PROBLEM TO SOLVE |
Extract every line below, verbatim.

Data items |
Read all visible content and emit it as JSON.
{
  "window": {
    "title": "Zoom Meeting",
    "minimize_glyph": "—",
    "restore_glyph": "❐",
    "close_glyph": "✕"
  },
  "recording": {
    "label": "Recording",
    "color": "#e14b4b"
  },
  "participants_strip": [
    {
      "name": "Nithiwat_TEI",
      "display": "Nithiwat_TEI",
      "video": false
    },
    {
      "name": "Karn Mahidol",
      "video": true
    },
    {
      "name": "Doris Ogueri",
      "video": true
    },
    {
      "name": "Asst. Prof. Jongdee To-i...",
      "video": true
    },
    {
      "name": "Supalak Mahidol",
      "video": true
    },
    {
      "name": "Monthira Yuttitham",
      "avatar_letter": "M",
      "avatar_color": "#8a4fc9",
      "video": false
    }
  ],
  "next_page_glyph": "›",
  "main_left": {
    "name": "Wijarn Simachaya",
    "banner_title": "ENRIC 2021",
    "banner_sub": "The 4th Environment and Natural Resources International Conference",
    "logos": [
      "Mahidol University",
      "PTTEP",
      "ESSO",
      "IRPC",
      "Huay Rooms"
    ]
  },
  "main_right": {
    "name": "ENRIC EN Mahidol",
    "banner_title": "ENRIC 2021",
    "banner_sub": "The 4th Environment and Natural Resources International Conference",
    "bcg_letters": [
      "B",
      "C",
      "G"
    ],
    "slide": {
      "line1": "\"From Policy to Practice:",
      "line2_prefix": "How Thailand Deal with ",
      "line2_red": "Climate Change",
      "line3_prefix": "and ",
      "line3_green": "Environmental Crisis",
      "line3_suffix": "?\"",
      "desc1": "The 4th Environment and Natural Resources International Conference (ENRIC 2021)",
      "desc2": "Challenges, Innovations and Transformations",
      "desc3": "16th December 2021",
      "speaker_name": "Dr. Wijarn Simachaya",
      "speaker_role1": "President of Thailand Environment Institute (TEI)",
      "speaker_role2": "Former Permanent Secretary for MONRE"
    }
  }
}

PROBLEM SOLUTION |
Read all visible content and emit it as JSON.
{
  "window": {
    "title": "Zoom Meeting",
    "minimize_glyph": "—",
    "restore_glyph": "❐",
    "close_glyph": "✕"
  },
  "recording": {
    "label": "Recording",
    "color": "#e14b4b"
  },
  "participants_strip": [
    {
      "name": "Nithiwat_TEI",
      "display": "Nithiwat_TEI",
      "video": false
    },
    {
      "name": "Karn Mahidol",
      "video": true
    },
    {
      "name": "Doris Ogueri",
      "video": true
    },
    {
      "name": "Asst. Prof. Jongdee To-i...",
      "video": true
    },
    {
      "name": "Supalak Mahidol",
      "video": true
    },
    {
      "name": "Monthira Yuttitham",
      "avatar_letter": "M",
      "avatar_color": "#8a4fc9",
      "video": false
    }
  ],
  "next_page_glyph": "›",
  "main_left": {
    "name": "Wijarn Simachaya",
    "banner_title": "ENRIC 2021",
    "banner_sub": "The 4th Environment and Natural Resources International Conference",
    "logos": [
      "Mahidol University",
      "PTTEP",
      "ESSO",
      "IRPC",
      "Huay Rooms"
    ]
  },
  "main_right": {
    "name": "ENRIC EN Mahidol",
    "banner_title": "ENRIC 2021",
    "banner_sub": "The 4th Environment and Natural Resources International Conference",
    "bcg_letters": [
      "B",
      "C",
      "G"
    ],
    "slide": {
      "line1": "\"From Policy to Practice:",
      "line2_prefix": "How Thailand Deal with ",
      "line2_red": "Climate Change",
      "line3_prefix": "and ",
      "line3_green": "Environmental Crisis",
      "line3_suffix": "?\"",
      "desc1": "The 4th Environment and Natural Resources International Conference (ENRIC 2021)",
      "desc2": "Challenges, Innovations and Transformations",
      "desc3": "16th December 2021",
      "speaker_name": "Dr. Wijarn Simachaya",
      "speaker_role1": "President of Thailand Environment Institute (TEI)",
      "speaker_role2": "Former Permanent Secretary for MONRE"
    }
  }
}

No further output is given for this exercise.